BEGIN

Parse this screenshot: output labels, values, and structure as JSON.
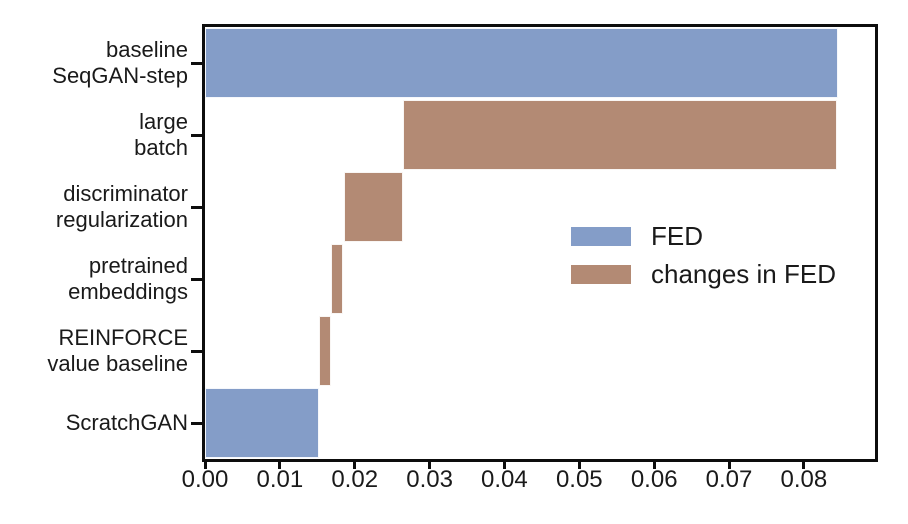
{
  "figure": {
    "background": "#ffffff",
    "title": ""
  },
  "chart_data": {
    "type": "bar",
    "variant": "horizontal-waterfall",
    "title": "",
    "xlabel": "",
    "ylabel": "",
    "grid": false,
    "xlim": [
      0,
      0.0895
    ],
    "x_ticks": [
      {
        "value": 0.0,
        "label": "0.00"
      },
      {
        "value": 0.01,
        "label": "0.01"
      },
      {
        "value": 0.02,
        "label": "0.02"
      },
      {
        "value": 0.03,
        "label": "0.03"
      },
      {
        "value": 0.04,
        "label": "0.04"
      },
      {
        "value": 0.05,
        "label": "0.05"
      },
      {
        "value": 0.06,
        "label": "0.06"
      },
      {
        "value": 0.07,
        "label": "0.07"
      },
      {
        "value": 0.08,
        "label": "0.08"
      }
    ],
    "categories": [
      {
        "name": "baseline SeqGAN-step",
        "label_lines": [
          "baseline",
          "SeqGAN-step"
        ]
      },
      {
        "name": "large batch",
        "label_lines": [
          "large",
          "batch"
        ]
      },
      {
        "name": "discriminator regularization",
        "label_lines": [
          "discriminator",
          "regularization"
        ]
      },
      {
        "name": "pretrained embeddings",
        "label_lines": [
          "pretrained",
          "embeddings"
        ]
      },
      {
        "name": "REINFORCE value baseline",
        "label_lines": [
          "REINFORCE",
          "value baseline"
        ]
      },
      {
        "name": "ScratchGAN",
        "label_lines": [
          "ScratchGAN"
        ]
      }
    ],
    "bars": [
      {
        "row": 0,
        "category": "baseline SeqGAN-step",
        "series": "FED",
        "start": 0.0,
        "end": 0.0845
      },
      {
        "row": 1,
        "category": "large batch",
        "series": "changes in FED",
        "start": 0.0264,
        "end": 0.0845
      },
      {
        "row": 2,
        "category": "discriminator regularization",
        "series": "changes in FED",
        "start": 0.0185,
        "end": 0.0264
      },
      {
        "row": 3,
        "category": "pretrained embeddings",
        "series": "changes in FED",
        "start": 0.0168,
        "end": 0.0185
      },
      {
        "row": 4,
        "category": "REINFORCE value baseline",
        "series": "changes in FED",
        "start": 0.0152,
        "end": 0.0168
      },
      {
        "row": 5,
        "category": "ScratchGAN",
        "series": "FED",
        "start": 0.0,
        "end": 0.0152
      }
    ],
    "series_colors": {
      "FED": "#849dc8",
      "changes in FED": "#b38a74"
    },
    "legend": {
      "position": "center-right-inside",
      "frame": false,
      "entries": [
        {
          "label": "FED",
          "color": "#849dc8"
        },
        {
          "label": "changes in FED",
          "color": "#b38a74"
        }
      ]
    },
    "colors": {
      "spine": "#0d0d0d",
      "text": "#1a1a1a",
      "bar_edge": "#ffffff"
    }
  }
}
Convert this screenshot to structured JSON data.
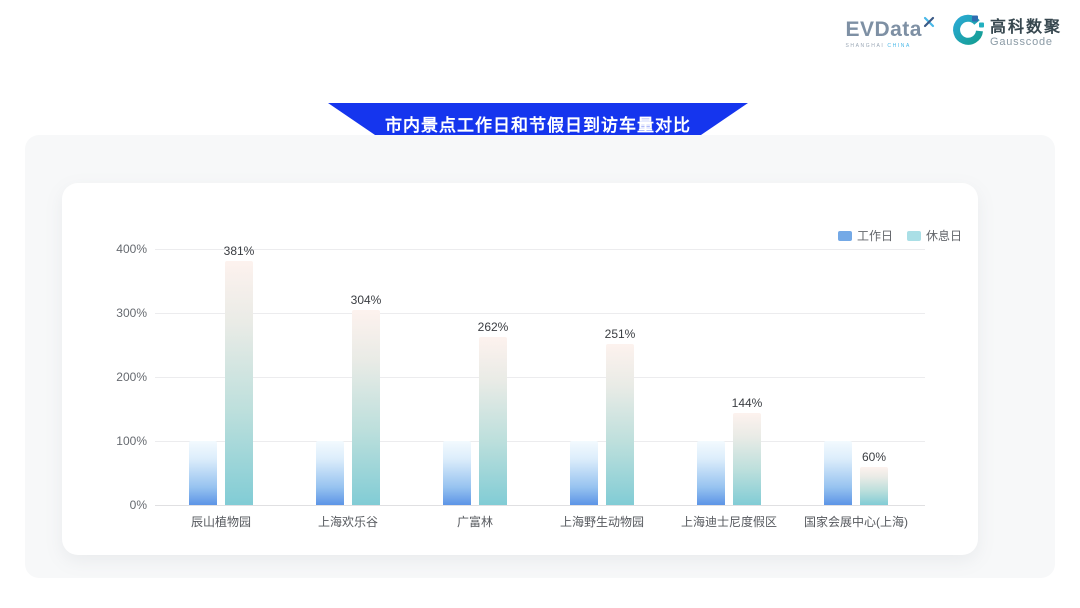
{
  "logos": {
    "evdata": {
      "text": "EVData",
      "sub_left": "SHANGHAI ",
      "sub_right": "CHINA",
      "x_icon": "x-mark-icon"
    },
    "gausscode": {
      "cn": "高科数聚",
      "en": "Gausscode",
      "icon": "gausscode-g-icon"
    }
  },
  "banner": {
    "title": "市内景点工作日和节假日到访车量对比",
    "color": "#1535ee"
  },
  "chart_data": {
    "type": "bar",
    "title": "市内景点工作日和节假日到访车量对比",
    "categories": [
      "辰山植物园",
      "上海欢乐谷",
      "广富林",
      "上海野生动物园",
      "上海迪士尼度假区",
      "国家会展中心(上海)"
    ],
    "series": [
      {
        "name": "工作日",
        "values": [
          100,
          100,
          100,
          100,
          100,
          100
        ],
        "color_top": "#f3fafe",
        "color_bottom": "#5c94e6",
        "legend_swatch": "#74a9e6"
      },
      {
        "name": "休息日",
        "values": [
          381,
          304,
          262,
          251,
          144,
          60
        ],
        "color_top": "#fdf2ee",
        "color_bottom": "#81ccd5",
        "legend_swatch": "#aadfe6"
      }
    ],
    "value_labels": [
      "381%",
      "304%",
      "262%",
      "251%",
      "144%",
      "60%"
    ],
    "xlabel": "",
    "ylabel": "",
    "ylim": [
      0,
      400
    ],
    "yticks": [
      "0%",
      "100%",
      "200%",
      "300%",
      "400%"
    ],
    "grid": true,
    "legend_position": "top-right"
  }
}
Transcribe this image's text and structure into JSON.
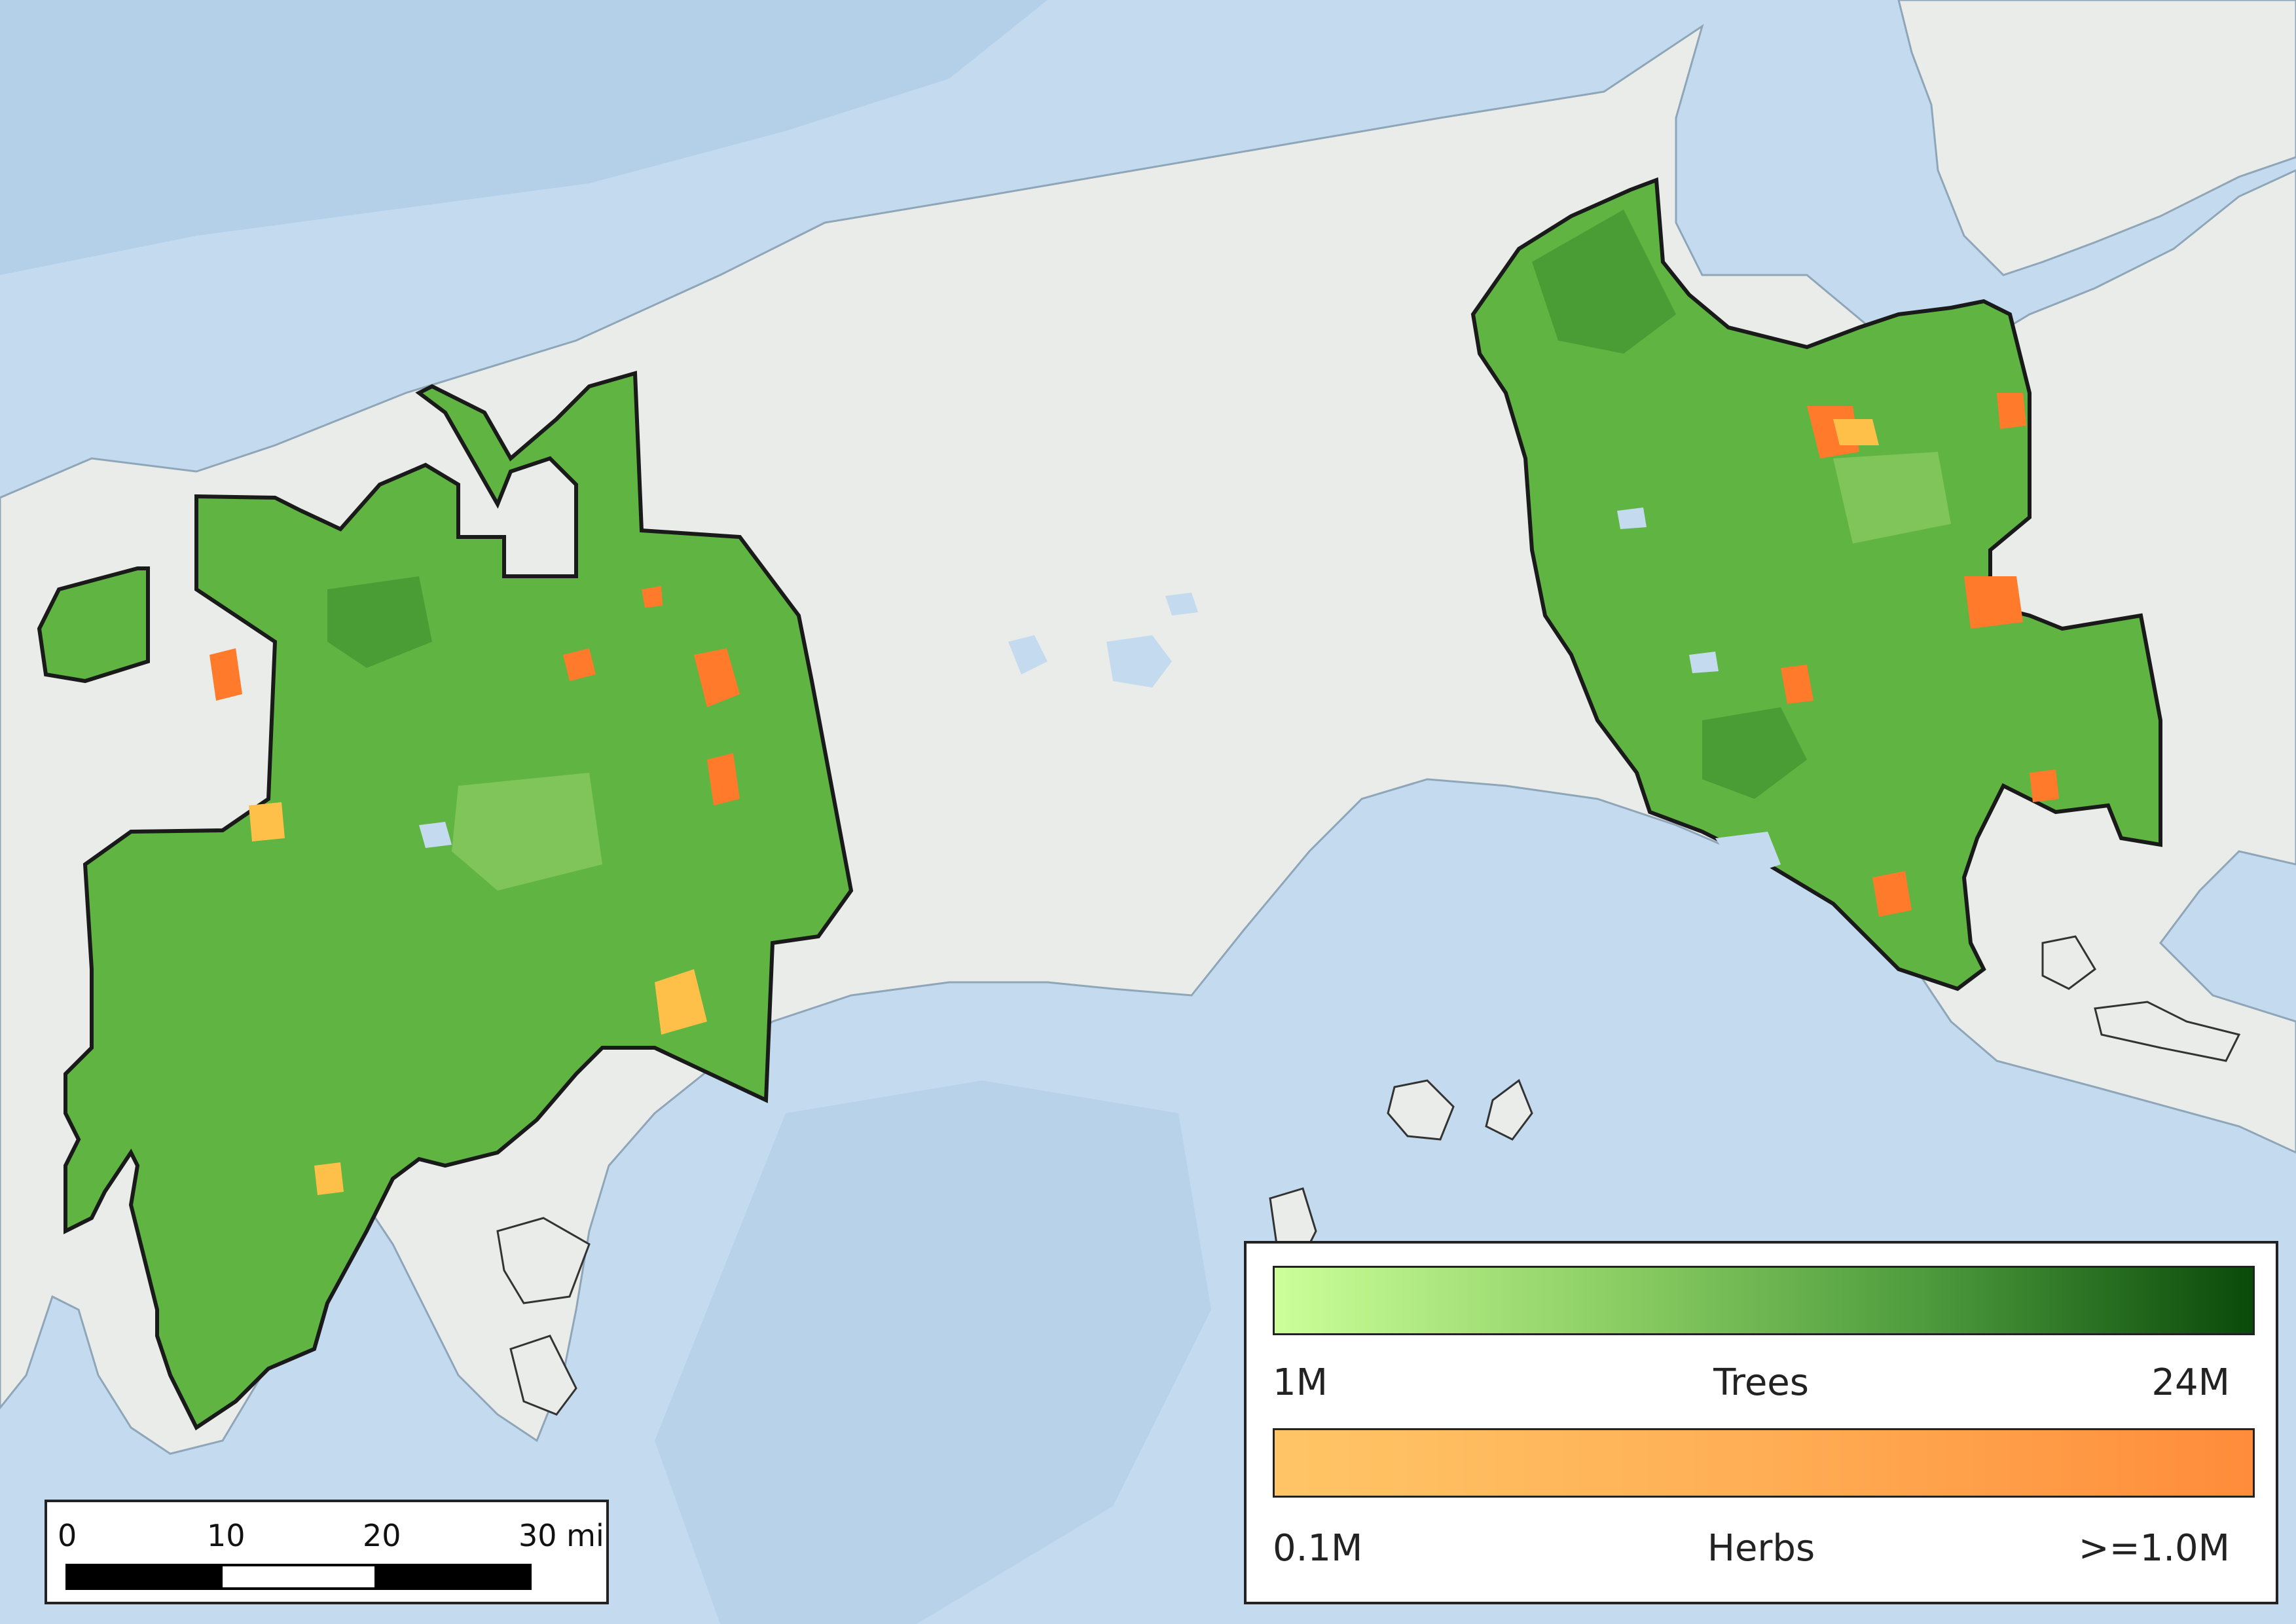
{
  "legend": {
    "trees": {
      "label": "Trees",
      "min_label": "1M",
      "max_label": "24M",
      "colors": [
        "#ccff99",
        "#8ed065",
        "#4d9b3d",
        "#0a4a0a"
      ]
    },
    "herbs": {
      "label": "Herbs",
      "min_label": "0.1M",
      "max_label": ">=1.0M",
      "colors": [
        "#ffc566",
        "#ffae55",
        "#ff8c3a"
      ]
    }
  },
  "scale_bar": {
    "ticks": [
      "0",
      "10",
      "20",
      "30 mi"
    ],
    "segments": [
      "black",
      "white",
      "black"
    ]
  },
  "colors": {
    "water": "#c4dbef",
    "land": "#eaecea",
    "region_fill": "#5fb442",
    "region_outline": "#1a1a1a",
    "herb_patch": "#ff7a2a",
    "herb_patch_light": "#ffc04a"
  }
}
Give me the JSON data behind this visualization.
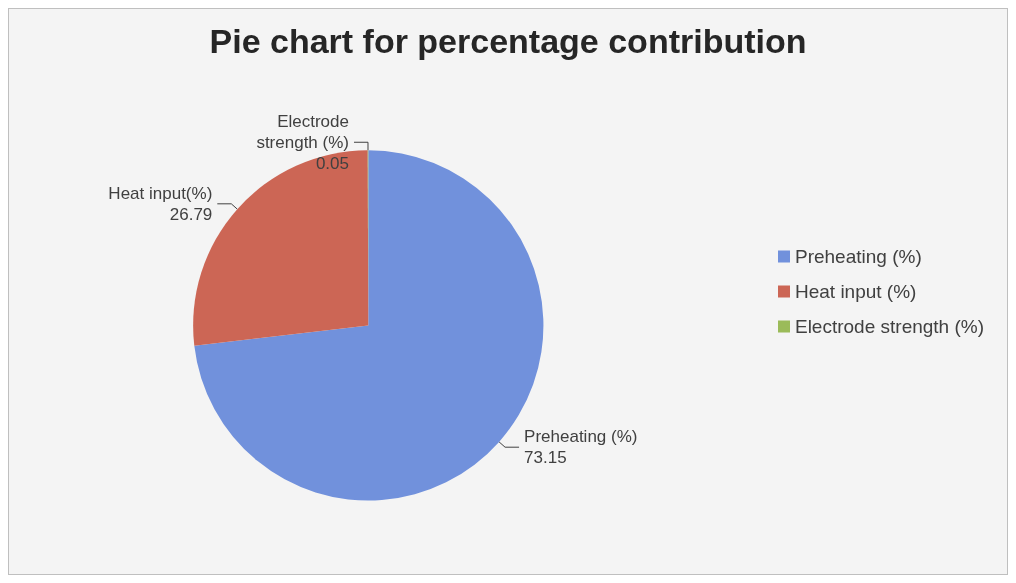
{
  "chart_data": {
    "type": "pie",
    "title": "Pie chart for percentage contribution",
    "categories": [
      "Preheating (%)",
      "Heat input (%)",
      "Electrode strength (%)"
    ],
    "values": [
      73.15,
      26.79,
      0.05
    ],
    "colors": [
      "#7191dc",
      "#cc6655",
      "#9bbb59"
    ],
    "value_labels": [
      "Preheating (%)\n73.15",
      "Heat input(%)\n26.79",
      "Electrode\nstrength (%)\n0.05"
    ],
    "legend": "right"
  }
}
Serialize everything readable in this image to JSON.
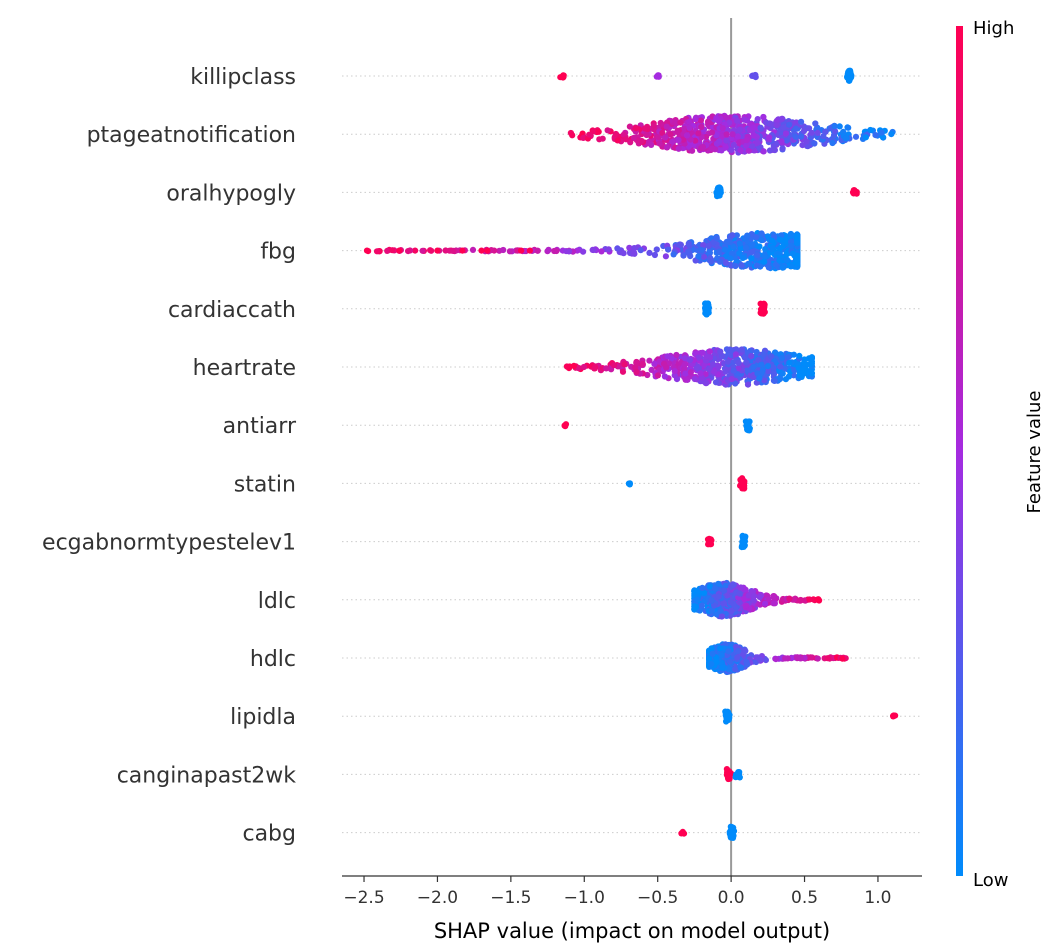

END

**Task instructions:** Go through the material above and copy each line that has the word "icon".

**Expected output:**
      "x_icon": "x-mark-icon"
      "icon": "gausscode-g-icon"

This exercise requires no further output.